WHAT TO WORK ON
Return all the data below as it stands, minus the pictures.

RECORDS TO PROCESS
________________________________________
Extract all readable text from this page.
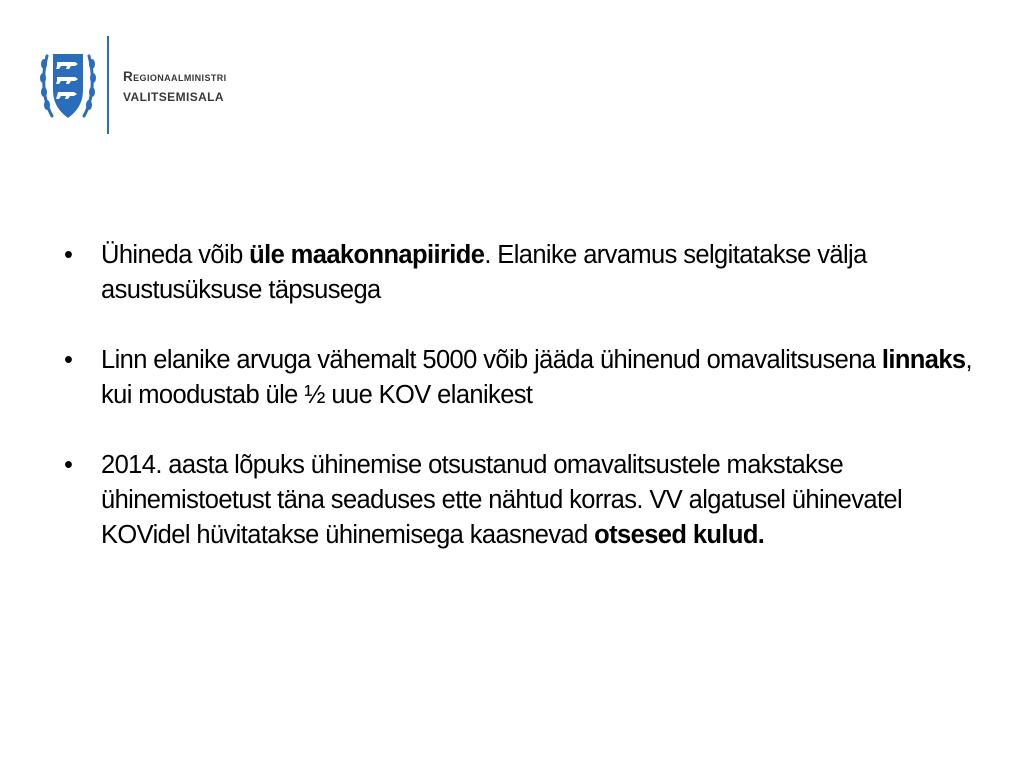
Regionaalministri
VALITSEMISALA
• Ühineda võib üle maakonnapiiride. Elanike arvamus selgitatakse välja asustusüksuse täpsusega
• Linn elanike arvuga vähemalt 5000 võib jääda ühinenud omavalitsusena linnaks, kui moodustab üle ½ uue KOV elanikest
• 2014. aasta lõpuks ühinemise otsustanud omavalitsustele makstakse ühinemistoetust täna seaduses ette nähtud korras. VV algatusel ühinevatel KOVidel hüvitatakse ühinemisega kaasnevad otsesed kulud.
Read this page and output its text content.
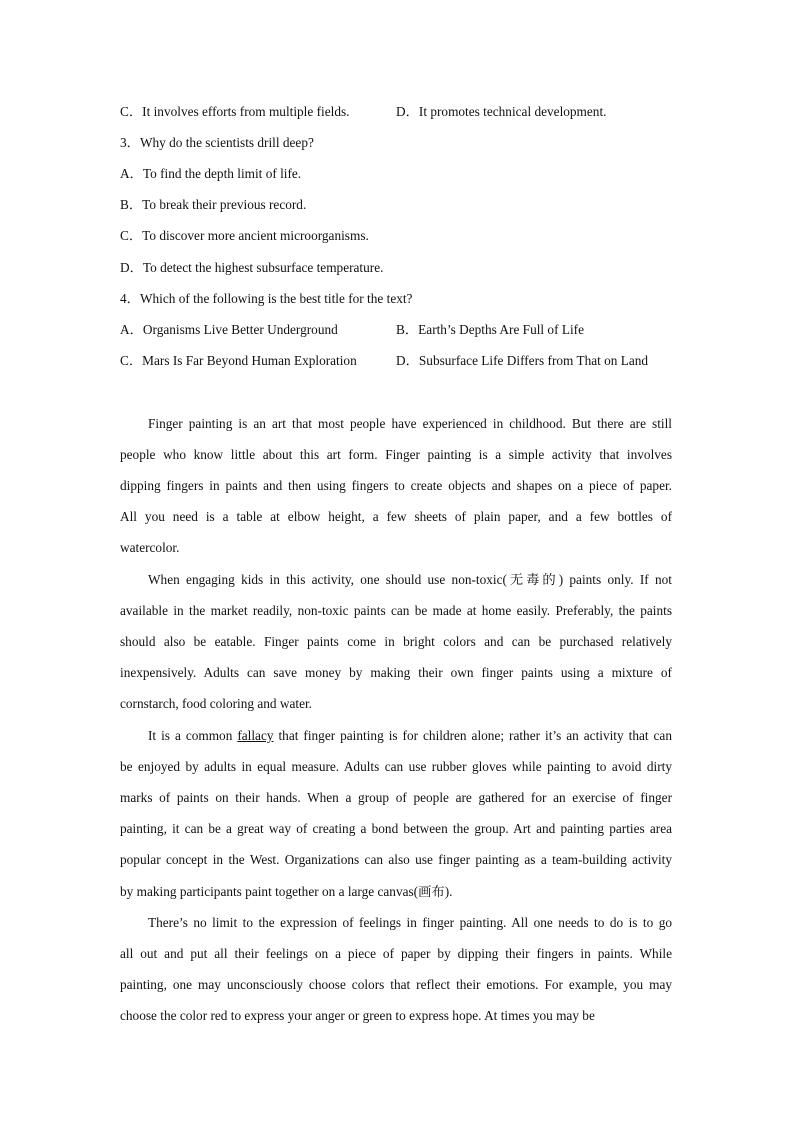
C．It involves efforts from multiple fields.	D．It promotes technical development.
3．Why do the scientists drill deep?
A．To find the depth limit of life.
B．To break their previous record.
C．To discover more ancient microorganisms.
D．To detect the highest subsurface temperature.
4．Which of the following is the best title for the text?
A．Organisms Live Better Underground	B．Earth’s Depths Are Full of Life
C．Mars Is Far Beyond Human Exploration	D．Subsurface Life Differs from That on Land
Finger painting is an art that most people have experienced in childhood. But there are still
people who know little about this art form. Finger painting is a simple activity that involves
dipping fingers in paints and then using fingers to create objects and shapes on a piece of paper.
All you need is a table at elbow height, a few sheets of plain paper, and a few bottles of
watercolor.
When engaging kids in this activity, one should use non-toxic(无毒的) paints only. If not
available in the market readily, non-toxic paints can be made at home easily. Preferably, the paints
should also be eatable. Finger paints come in bright colors and can be purchased relatively
inexpensively. Adults can save money by making their own finger paints using a mixture of
cornstarch, food coloring and water.
It is a common fallacy that finger painting is for children alone; rather it’s an activity that can
be enjoyed by adults in equal measure. Adults can use rubber gloves while painting to avoid dirty
marks of paints on their hands. When a group of people are gathered for an exercise of finger
painting, it can be a great way of creating a bond between the group. Art and painting parties area
popular concept in the West. Organizations can also use finger painting as a team-building activity
by making participants paint together on a large canvas(画布).
There’s no limit to the expression of feelings in finger painting. All one needs to do is to go
all out and put all their feelings on a piece of paper by dipping their fingers in paints. While
painting, one may unconsciously choose colors that reflect their emotions. For example, you may
choose the color red to express your anger or green to express hope. At times you may be
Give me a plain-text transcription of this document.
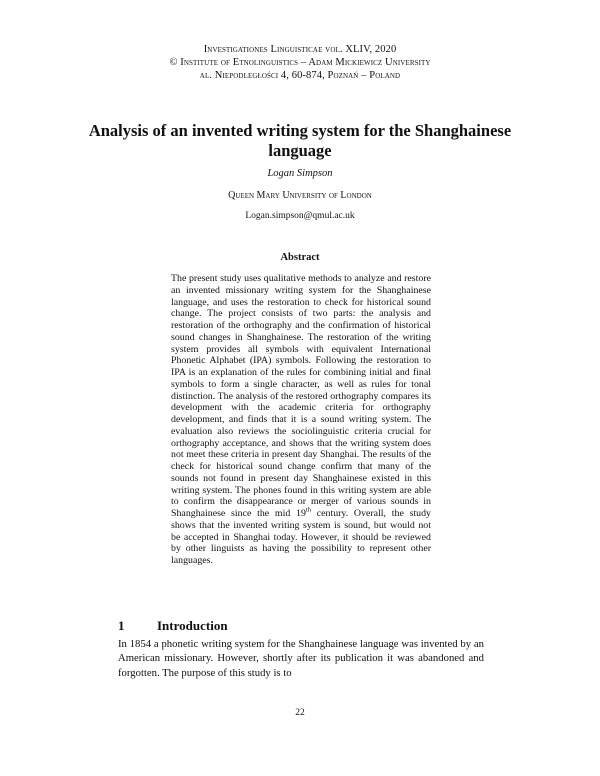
Investigationes Linguisticae vol. XLIV, 2020
© Institute of Etnolinguistics – Adam Mickiewicz University
al. Niepodległości 4, 60-874, Poznań – Poland
Analysis of an invented writing system for the Shanghainese language
Logan Simpson
Queen Mary University of London
Logan.simpson@qmul.ac.uk
Abstract

The present study uses qualitative methods to analyze and restore an invented missionary writing system for the Shanghainese language, and uses the restoration to check for historical sound change. The project consists of two parts: the analysis and restoration of the orthography and the confirmation of historical sound changes in Shanghainese. The restoration of the writing system provides all symbols with equivalent International Phonetic Alphabet (IPA) symbols. Following the restoration to IPA is an explanation of the rules for combining initial and final symbols to form a single character, as well as rules for tonal distinction. The analysis of the restored orthography compares its development with the academic criteria for orthography development, and finds that it is a sound writing system. The evaluation also reviews the sociolinguistic criteria crucial for orthography acceptance, and shows that the writing system does not meet these criteria in present day Shanghai. The results of the check for historical sound change confirm that many of the sounds not found in present day Shanghainese existed in this writing system. The phones found in this writing system are able to confirm the disappearance or merger of various sounds in Shanghainese since the mid 19th century. Overall, the study shows that the invented writing system is sound, but would not be accepted in Shanghai today. However, it should be reviewed by other linguists as having the possibility to represent other languages.

1	Introduction

In 1854 a phonetic writing system for the Shanghainese language was invented by an American missionary. However, shortly after its publication it was abandoned and forgotten. The purpose of this study is to

22
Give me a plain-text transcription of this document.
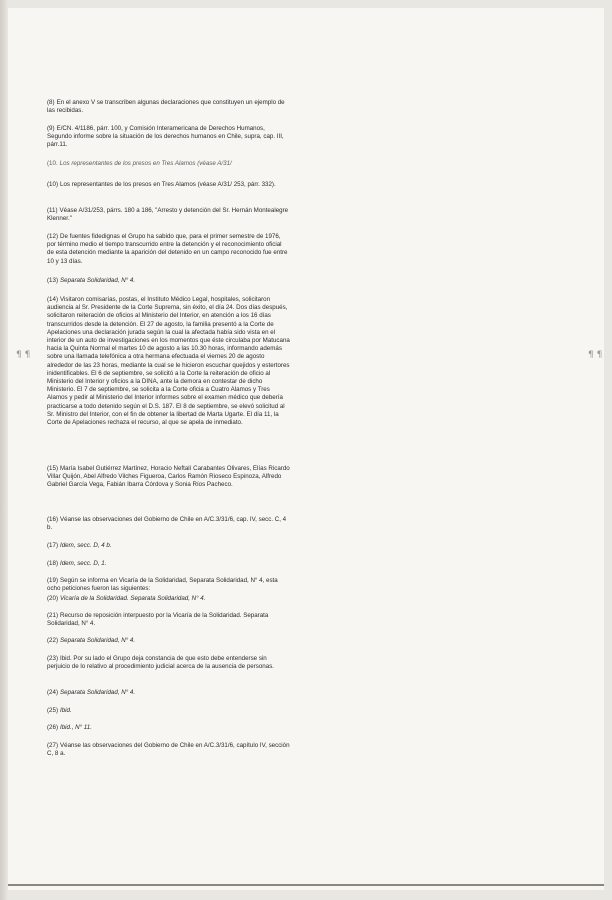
¶ ¶	¶ ¶

(8) En el anexo V se transcriben algunas declaraciones que constituyen un ejemplo de las recibidas.

(9) E/CN. 4/1186, párr. 100, y Comisión Interamericana de Derechos Humanos, Segundo informe sobre la situación de los derechos humanos en Chile, supra, cap. III, párr.11.

(10. Los representantes de los presos en Tres Alamos (véase A/31/

(10) Los representantes de los presos en Tres Alamos (véase A/31/ 253, párr. 332).

(11) Véase A/31/253, párrs. 180 a 186, "Arresto y detención del Sr. Hernán Montealegre Klenner."

(12) De fuentes fidedignas el Grupo ha sabido que, para el primer semestre de 1976, por término medio el tiempo transcurrido entre la detención y el reconocimiento oficial de esta detención mediante la aparición del detenido en un campo reconocido fue entre 10 y 13 días.

(13) Separata Solidaridad, N° 4.

(14) Visitaron comisarías, postas, el Instituto Médico Legal, hospitales, solicitaron audiencia al Sr. Presidente de la Corte Suprema, sin éxito, el día 24. Dos días después, solicitaron reiteración de oficios al Ministerio del Interior, en atención a los 16 días transcurridos desde la detención. El 27 de agosto, la familia presentó a la Corte de Apelaciones una declaración jurada según la cual la afectada había sido vista en el interior de un auto de investigaciones en los momentos que éste circulaba por Matucana hacia la Quinta Normal el martes 10 de agosto a las 10.30 horas, informando además sobre una llamada telefónica a otra hermana efectuada el viernes 20 de agosto alrededor de las 23 horas, mediante la cual se le hicieron escuchar quejidos y estertores inidentificables. El 6 de septiembre, se solicitó a la Corte la reiteración de oficio al Ministerio del Interior y oficios a la DINA, ante la demora en contestar de dicho Ministerio. El 7 de septiembre, se solicita a la Corte oficia a Cuatro Alamos y Tres Alamos y pedir al Ministerio del Interior informes sobre el examen médico que debería practicarse a todo detenido según el D.S. 187. El 8 de septiembre, se elevó solicitud al Sr. Ministro del Interior, con el fin de obtener la libertad de Marta Ugarte. El día 11, la Corte de Apelaciones rechaza el recurso, al que se apela de inmediato.

(15) María Isabel Gutiérrez Martínez, Horacio Neftalí Carabantes Olivares, Elías Ricardo Villar Quijón, Abel Alfredo Vilches Figueroa, Carlos Ramón Rioseco Espinoza, Alfredo Gabriel García Vega, Fabián Ibarra Córdova y Sonia Ríos Pacheco.

(16) Véanse las observaciones del Gobierno de Chile en A/C.3/31/6, cap. IV, secc. C, 4 b.

(17) Idem, secc. D, 4 b.

(18) Idem, secc. D, 1.

(19) Según se informa en Vicaría de la Solidaridad, Separata Solidaridad, N° 4, esta ocho peticiones fueron las siguientes:

(20) Vicaría de la Solidaridad. Separata Solidaridad, N° 4.

(21) Recurso de reposición interpuesto por la Vicaría de la Solidaridad. Separata Solidaridad, N° 4.

(22) Separata Solidaridad, N° 4.

(23) Ibid. Por su lado el Grupo deja constancia de que esto debe entenderse sin perjuicio de lo relativo al procedimiento judicial acerca de la ausencia de personas.

(24) Separata Solidaridad, N° 4.

(25) Ibid.

(26) Ibid., N° 11.

(27) Véanse las observaciones del Gobierno de Chile en A/C.3/31/6, capítulo IV, sección C, 8 a.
________________________________________
EXERCISE OUTPUT
Extract all readable text from this page.
Regionaalministri
VALITSEMISALA
• Ühineda võib üle maakonnapiiride. Elanike arvamus selgitatakse välja asustusüksuse täpsusega
• Linn elanike arvuga vähemalt 5000 võib jääda ühinenud omavalitsusena linnaks, kui moodustab üle ½ uue KOV elanikest
• 2014. aasta lõpuks ühinemise otsustanud omavalitsustele makstakse ühinemistoetust täna seaduses ette nähtud korras. VV algatusel ühinevatel KOVidel hüvitatakse ühinemisega kaasnevad otsesed kulud.
Read this page and output its text content.
C．It involves efforts from multiple fields.	D．It promotes technical development.
3．Why do the scientists drill deep?
A．To find the depth limit of life.
B．To break their previous record.
C．To discover more ancient microorganisms.
D．To detect the highest subsurface temperature.
4．Which of the following is the best title for the text?
A．Organisms Live Better Underground	B．Earth’s Depths Are Full of Life
C．Mars Is Far Beyond Human Exploration	D．Subsurface Life Differs from That on Land
Finger painting is an art that most people have experienced in childhood. But there are still
people who know little about this art form. Finger painting is a simple activity that involves
dipping fingers in paints and then using fingers to create objects and shapes on a piece of paper.
All you need is a table at elbow height, a few sheets of plain paper, and a few bottles of
watercolor.
When engaging kids in this activity, one should use non-toxic(无毒的) paints only. If not
available in the market readily, non-toxic paints can be made at home easily. Preferably, the paints
should also be eatable. Finger paints come in bright colors and can be purchased relatively
inexpensively. Adults can save money by making their own finger paints using a mixture of
cornstarch, food coloring and water.
It is a common fallacy that finger painting is for children alone; rather it’s an activity that can
be enjoyed by adults in equal measure. Adults can use rubber gloves while painting to avoid dirty
marks of paints on their hands. When a group of people are gathered for an exercise of finger
painting, it can be a great way of creating a bond between the group. Art and painting parties area
popular concept in the West. Organizations can also use finger painting as a team-building activity
by making participants paint together on a large canvas(画布).
There’s no limit to the expression of feelings in finger painting. All one needs to do is to go
all out and put all their feelings on a piece of paper by dipping their fingers in paints. While
painting, one may unconsciously choose colors that reflect their emotions. For example, you may
choose the color red to express your anger or green to express hope. At times you may be
Give me a plain-text transcription of this document.
Investigationes Linguisticae vol. XLIV, 2020
© Institute of Etnolinguistics – Adam Mickiewicz University
al. Niepodległości 4, 60-874, Poznań – Poland
Analysis of an invented writing system for the Shanghainese language
Logan Simpson
Queen Mary University of London
Logan.simpson@qmul.ac.uk
Abstract

The present study uses qualitative methods to analyze and restore an invented missionary writing system for the Shanghainese language, and uses the restoration to check for historical sound change. The project consists of two parts: the analysis and restoration of the orthography and the confirmation of historical sound changes in Shanghainese. The restoration of the writing system provides all symbols with equivalent International Phonetic Alphabet (IPA) symbols. Following the restoration to IPA is an explanation of the rules for combining initial and final symbols to form a single character, as well as rules for tonal distinction. The analysis of the restored orthography compares its development with the academic criteria for orthography development, and finds that it is a sound writing system. The evaluation also reviews the sociolinguistic criteria crucial for orthography acceptance, and shows that the writing system does not meet these criteria in present day Shanghai. The results of the check for historical sound change confirm that many of the sounds not found in present day Shanghainese existed in this writing system. The phones found in this writing system are able to confirm the disappearance or merger of various sounds in Shanghainese since the mid 19th century. Overall, the study shows that the invented writing system is sound, but would not be accepted in Shanghai today. However, it should be reviewed by other linguists as having the possibility to represent other languages.

1	Introduction

In 1854 a phonetic writing system for the Shanghainese language was invented by an American missionary. However, shortly after its publication it was abandoned and forgotten. The purpose of this study is to

22
Give me a plain-text transcription of this document.
¶ ¶	¶ ¶

(8) En el anexo V se transcriben algunas declaraciones que constituyen un ejemplo de las recibidas.

(9) E/CN. 4/1186, párr. 100, y Comisión Interamericana de Derechos Humanos, Segundo informe sobre la situación de los derechos humanos en Chile, supra, cap. III, párr.11.

(10. Los representantes de los presos en Tres Alamos (véase A/31/

(10) Los representantes de los presos en Tres Alamos (véase A/31/ 253, párr. 332).

(11) Véase A/31/253, párrs. 180 a 186, "Arresto y detención del Sr. Hernán Montealegre Klenner."

(12) De fuentes fidedignas el Grupo ha sabido que, para el primer semestre de 1976, por término medio el tiempo transcurrido entre la detención y el reconocimiento oficial de esta detención mediante la aparición del detenido en un campo reconocido fue entre 10 y 13 días.

(13) Separata Solidaridad, N° 4.

(14) Visitaron comisarías, postas, el Instituto Médico Legal, hospitales, solicitaron audiencia al Sr. Presidente de la Corte Suprema, sin éxito, el día 24. Dos días después, solicitaron reiteración de oficios al Ministerio del Interior, en atención a los 16 días transcurridos desde la detención. El 27 de agosto, la familia presentó a la Corte de Apelaciones una declaración jurada según la cual la afectada había sido vista en el interior de un auto de investigaciones en los momentos que éste circulaba por Matucana hacia la Quinta Normal el martes 10 de agosto a las 10.30 horas, informando además sobre una llamada telefónica a otra hermana efectuada el viernes 20 de agosto alrededor de las 23 horas, mediante la cual se le hicieron escuchar quejidos y estertores inidentificables. El 6 de septiembre, se solicitó a la Corte la reiteración de oficio al Ministerio del Interior y oficios a la DINA, ante la demora en contestar de dicho Ministerio. El 7 de septiembre, se solicita a la Corte oficia a Cuatro Alamos y Tres Alamos y pedir al Ministerio del Interior informes sobre el examen médico que debería practicarse a todo detenido según el D.S. 187. El 8 de septiembre, se elevó solicitud al Sr. Ministro del Interior, con el fin de obtener la libertad de Marta Ugarte. El día 11, la Corte de Apelaciones rechaza el recurso, al que se apela de inmediato.

(15) María Isabel Gutiérrez Martínez, Horacio Neftalí Carabantes Olivares, Elías Ricardo Villar Quijón, Abel Alfredo Vilches Figueroa, Carlos Ramón Rioseco Espinoza, Alfredo Gabriel García Vega, Fabián Ibarra Córdova y Sonia Ríos Pacheco.

(16) Véanse las observaciones del Gobierno de Chile en A/C.3/31/6, cap. IV, secc. C, 4 b.

(17) Idem, secc. D, 4 b.

(18) Idem, secc. D, 1.

(19) Según se informa en Vicaría de la Solidaridad, Separata Solidaridad, N° 4, esta ocho peticiones fueron las siguientes:

(20) Vicaría de la Solidaridad. Separata Solidaridad, N° 4.

(21) Recurso de reposición interpuesto por la Vicaría de la Solidaridad. Separata Solidaridad, N° 4.

(22) Separata Solidaridad, N° 4.

(23) Ibid. Por su lado el Grupo deja constancia de que esto debe entenderse sin perjuicio de lo relativo al procedimiento judicial acerca de la ausencia de personas.

(24) Separata Solidaridad, N° 4.

(25) Ibid.

(26) Ibid., N° 11.

(27) Véanse las observaciones del Gobierno de Chile en A/C.3/31/6, capítulo IV, sección C, 8 a.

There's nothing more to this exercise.